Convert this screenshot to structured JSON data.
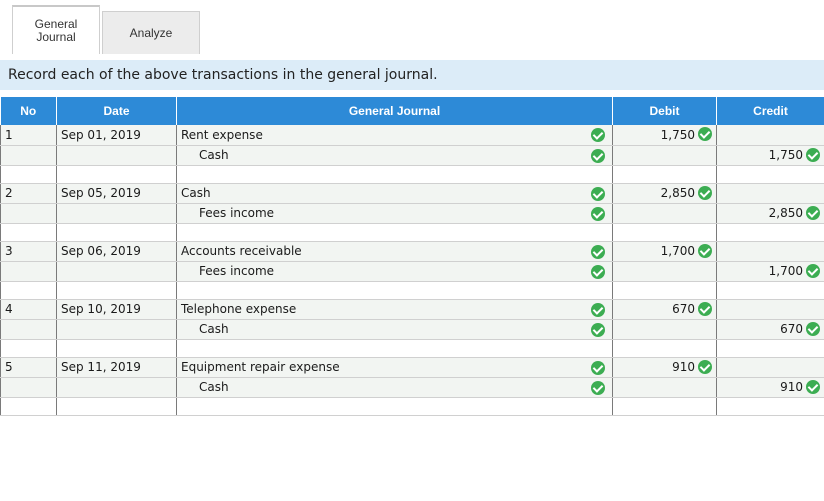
{
  "tabs": [
    {
      "label_line1": "General",
      "label_line2": "Journal",
      "active": true
    },
    {
      "label": "Analyze",
      "active": false
    }
  ],
  "instruction": "Record each of the above transactions in the general journal.",
  "columns": {
    "no": "No",
    "date": "Date",
    "journal": "General Journal",
    "debit": "Debit",
    "credit": "Credit"
  },
  "colors": {
    "header_bg": "#2d8ad7",
    "instruction_bg": "#dcecf8",
    "check_green": "#3cad52",
    "row_bg": "#f2f5f2"
  },
  "entries": [
    {
      "no": "1",
      "date": "Sep 01, 2019",
      "debit_account": "Rent expense",
      "debit": "1,750",
      "credit_account": "Cash",
      "credit": "1,750"
    },
    {
      "no": "2",
      "date": "Sep 05, 2019",
      "debit_account": "Cash",
      "debit": "2,850",
      "credit_account": "Fees income",
      "credit": "2,850"
    },
    {
      "no": "3",
      "date": "Sep 06, 2019",
      "debit_account": "Accounts receivable",
      "debit": "1,700",
      "credit_account": "Fees income",
      "credit": "1,700"
    },
    {
      "no": "4",
      "date": "Sep 10, 2019",
      "debit_account": "Telephone expense",
      "debit": "670",
      "credit_account": "Cash",
      "credit": "670"
    },
    {
      "no": "5",
      "date": "Sep 11, 2019",
      "debit_account": "Equipment repair expense",
      "debit": "910",
      "credit_account": "Cash",
      "credit": "910"
    }
  ],
  "icons": {
    "correct": "check-circle-icon"
  }
}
------------------------------------------------------------
Copy every line of the data word for word, omitting the images.

EXERCISE OUTPUT:
Convert this screenshot to structured JSON data.
{
  "tabs": [
    {
      "label_line1": "General",
      "label_line2": "Journal",
      "active": true
    },
    {
      "label": "Analyze",
      "active": false
    }
  ],
  "instruction": "Record each of the above transactions in the general journal.",
  "columns": {
    "no": "No",
    "date": "Date",
    "journal": "General Journal",
    "debit": "Debit",
    "credit": "Credit"
  },
  "colors": {
    "header_bg": "#2d8ad7",
    "instruction_bg": "#dcecf8",
    "check_green": "#3cad52",
    "row_bg": "#f2f5f2"
  },
  "entries": [
    {
      "no": "1",
      "date": "Sep 01, 2019",
      "debit_account": "Rent expense",
      "debit": "1,750",
      "credit_account": "Cash",
      "credit": "1,750"
    },
    {
      "no": "2",
      "date": "Sep 05, 2019",
      "debit_account": "Cash",
      "debit": "2,850",
      "credit_account": "Fees income",
      "credit": "2,850"
    },
    {
      "no": "3",
      "date": "Sep 06, 2019",
      "debit_account": "Accounts receivable",
      "debit": "1,700",
      "credit_account": "Fees income",
      "credit": "1,700"
    },
    {
      "no": "4",
      "date": "Sep 10, 2019",
      "debit_account": "Telephone expense",
      "debit": "670",
      "credit_account": "Cash",
      "credit": "670"
    },
    {
      "no": "5",
      "date": "Sep 11, 2019",
      "debit_account": "Equipment repair expense",
      "debit": "910",
      "credit_account": "Cash",
      "credit": "910"
    }
  ],
  "icons": {
    "correct": "check-circle-icon"
  }
}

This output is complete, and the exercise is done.